▶ **RECORD LIST**

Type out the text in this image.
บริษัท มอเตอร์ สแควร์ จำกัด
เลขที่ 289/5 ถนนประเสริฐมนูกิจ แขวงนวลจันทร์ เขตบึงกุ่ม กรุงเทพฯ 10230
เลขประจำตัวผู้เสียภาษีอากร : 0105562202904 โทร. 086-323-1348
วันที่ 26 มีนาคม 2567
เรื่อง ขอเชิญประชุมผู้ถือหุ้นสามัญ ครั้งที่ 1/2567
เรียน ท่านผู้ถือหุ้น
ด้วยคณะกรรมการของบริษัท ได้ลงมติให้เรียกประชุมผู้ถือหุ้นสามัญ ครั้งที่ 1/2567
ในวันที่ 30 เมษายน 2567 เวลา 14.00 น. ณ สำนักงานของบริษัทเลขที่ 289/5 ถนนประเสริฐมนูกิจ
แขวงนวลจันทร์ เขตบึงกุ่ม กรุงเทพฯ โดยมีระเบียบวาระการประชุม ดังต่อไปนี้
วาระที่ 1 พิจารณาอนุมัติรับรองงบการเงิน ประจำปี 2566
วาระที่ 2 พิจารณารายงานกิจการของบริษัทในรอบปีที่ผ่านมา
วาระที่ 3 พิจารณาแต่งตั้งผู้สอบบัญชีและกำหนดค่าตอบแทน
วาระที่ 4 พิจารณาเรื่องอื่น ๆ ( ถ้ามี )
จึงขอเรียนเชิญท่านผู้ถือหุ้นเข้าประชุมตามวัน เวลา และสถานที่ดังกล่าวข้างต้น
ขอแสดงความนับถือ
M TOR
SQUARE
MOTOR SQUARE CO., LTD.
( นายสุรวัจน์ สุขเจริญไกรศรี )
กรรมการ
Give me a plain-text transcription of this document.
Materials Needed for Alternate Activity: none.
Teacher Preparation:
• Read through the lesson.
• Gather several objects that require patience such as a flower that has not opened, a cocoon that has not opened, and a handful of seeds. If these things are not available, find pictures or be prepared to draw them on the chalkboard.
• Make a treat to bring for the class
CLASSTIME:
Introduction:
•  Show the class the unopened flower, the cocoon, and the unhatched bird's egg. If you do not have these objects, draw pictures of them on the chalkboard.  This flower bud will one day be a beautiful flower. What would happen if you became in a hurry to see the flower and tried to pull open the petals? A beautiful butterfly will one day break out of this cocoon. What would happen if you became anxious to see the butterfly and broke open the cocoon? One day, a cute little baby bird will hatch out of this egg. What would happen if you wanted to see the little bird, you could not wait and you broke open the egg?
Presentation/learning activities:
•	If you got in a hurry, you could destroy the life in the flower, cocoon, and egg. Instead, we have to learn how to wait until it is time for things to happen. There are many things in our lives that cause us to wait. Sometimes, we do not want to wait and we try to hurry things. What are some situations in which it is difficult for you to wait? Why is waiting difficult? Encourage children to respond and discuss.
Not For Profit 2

▶ **WRITTEN PROBLEM**
Reproduce all of the material above word for word.

▶ **TASK RESULT**
Type out the text in this image.
บริษัท มอเตอร์ สแควร์ จำกัด
เลขที่ 289/5 ถนนประเสริฐมนูกิจ แขวงนวลจันทร์ เขตบึงกุ่ม กรุงเทพฯ 10230
เลขประจำตัวผู้เสียภาษีอากร : 0105562202904 โทร. 086-323-1348
วันที่ 26 มีนาคม 2567
เรื่อง ขอเชิญประชุมผู้ถือหุ้นสามัญ ครั้งที่ 1/2567
เรียน ท่านผู้ถือหุ้น
ด้วยคณะกรรมการของบริษัท ได้ลงมติให้เรียกประชุมผู้ถือหุ้นสามัญ ครั้งที่ 1/2567
ในวันที่ 30 เมษายน 2567 เวลา 14.00 น. ณ สำนักงานของบริษัทเลขที่ 289/5 ถนนประเสริฐมนูกิจ
แขวงนวลจันทร์ เขตบึงกุ่ม กรุงเทพฯ โดยมีระเบียบวาระการประชุม ดังต่อไปนี้
วาระที่ 1 พิจารณาอนุมัติรับรองงบการเงิน ประจำปี 2566
วาระที่ 2 พิจารณารายงานกิจการของบริษัทในรอบปีที่ผ่านมา
วาระที่ 3 พิจารณาแต่งตั้งผู้สอบบัญชีและกำหนดค่าตอบแทน
วาระที่ 4 พิจารณาเรื่องอื่น ๆ ( ถ้ามี )
จึงขอเรียนเชิญท่านผู้ถือหุ้นเข้าประชุมตามวัน เวลา และสถานที่ดังกล่าวข้างต้น
ขอแสดงความนับถือ
M TOR
SQUARE
MOTOR SQUARE CO., LTD.
( นายสุรวัจน์ สุขเจริญไกรศรี )
กรรมการ
Give me a plain-text transcription of this document.
Materials Needed for Alternate Activity: none.
Teacher Preparation:
• Read through the lesson.
• Gather several objects that require patience such as a flower that has not opened, a cocoon that has not opened, and a handful of seeds. If these things are not available, find pictures or be prepared to draw them on the chalkboard.
• Make a treat to bring for the class
CLASSTIME:
Introduction:
•  Show the class the unopened flower, the cocoon, and the unhatched bird's egg. If you do not have these objects, draw pictures of them on the chalkboard.  This flower bud will one day be a beautiful flower. What would happen if you became in a hurry to see the flower and tried to pull open the petals? A beautiful butterfly will one day break out of this cocoon. What would happen if you became anxious to see the butterfly and broke open the cocoon? One day, a cute little baby bird will hatch out of this egg. What would happen if you wanted to see the little bird, you could not wait and you broke open the egg?
Presentation/learning activities:
•	If you got in a hurry, you could destroy the life in the flower, cocoon, and egg. Instead, we have to learn how to wait until it is time for things to happen. There are many things in our lives that cause us to wait. Sometimes, we do not want to wait and we try to hurry things. What are some situations in which it is difficult for you to wait? Why is waiting difficult? Encourage children to respond and discuss.
Not For Profit 2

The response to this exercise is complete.